__WORK TO COMPLETE__
Each line below containing the word "Bladschijven" needs to be shown.

[Stored data entries]
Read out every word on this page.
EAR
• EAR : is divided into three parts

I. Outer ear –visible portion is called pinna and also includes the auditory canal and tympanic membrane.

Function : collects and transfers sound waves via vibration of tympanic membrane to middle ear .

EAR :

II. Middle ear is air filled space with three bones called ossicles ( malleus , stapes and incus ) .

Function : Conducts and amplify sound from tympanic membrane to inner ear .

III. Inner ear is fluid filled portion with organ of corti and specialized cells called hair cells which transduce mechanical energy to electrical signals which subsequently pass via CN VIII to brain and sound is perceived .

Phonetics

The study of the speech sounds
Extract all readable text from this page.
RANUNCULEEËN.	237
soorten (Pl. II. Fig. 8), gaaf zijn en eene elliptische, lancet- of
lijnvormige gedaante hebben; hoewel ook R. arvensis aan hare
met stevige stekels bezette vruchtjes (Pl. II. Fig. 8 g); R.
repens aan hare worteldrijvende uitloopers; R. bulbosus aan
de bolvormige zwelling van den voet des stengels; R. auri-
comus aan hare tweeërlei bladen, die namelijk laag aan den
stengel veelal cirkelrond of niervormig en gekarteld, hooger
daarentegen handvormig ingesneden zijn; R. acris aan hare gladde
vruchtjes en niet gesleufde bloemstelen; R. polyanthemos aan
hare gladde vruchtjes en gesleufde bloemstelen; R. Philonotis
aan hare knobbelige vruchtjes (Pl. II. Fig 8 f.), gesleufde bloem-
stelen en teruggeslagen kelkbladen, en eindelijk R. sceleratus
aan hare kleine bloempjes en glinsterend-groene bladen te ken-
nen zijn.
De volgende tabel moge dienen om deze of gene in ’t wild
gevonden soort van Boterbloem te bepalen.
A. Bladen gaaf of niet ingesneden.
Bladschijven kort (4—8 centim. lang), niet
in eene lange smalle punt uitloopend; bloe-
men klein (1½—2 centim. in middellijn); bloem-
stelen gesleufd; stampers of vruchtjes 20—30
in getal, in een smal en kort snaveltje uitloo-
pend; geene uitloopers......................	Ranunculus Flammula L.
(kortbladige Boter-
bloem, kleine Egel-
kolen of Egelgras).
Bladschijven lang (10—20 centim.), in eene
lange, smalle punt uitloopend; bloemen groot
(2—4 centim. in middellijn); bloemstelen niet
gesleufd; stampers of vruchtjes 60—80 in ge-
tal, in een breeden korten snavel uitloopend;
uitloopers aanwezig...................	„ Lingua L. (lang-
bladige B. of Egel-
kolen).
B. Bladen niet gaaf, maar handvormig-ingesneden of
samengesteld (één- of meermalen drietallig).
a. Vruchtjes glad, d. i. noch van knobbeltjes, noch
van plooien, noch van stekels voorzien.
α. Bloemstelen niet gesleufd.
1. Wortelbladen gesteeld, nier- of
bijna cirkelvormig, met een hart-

__TASK ANSWER__
Bladschijven kort (4—8 centim. lang), niet
Bladschijven lang (10—20 centim.), in eene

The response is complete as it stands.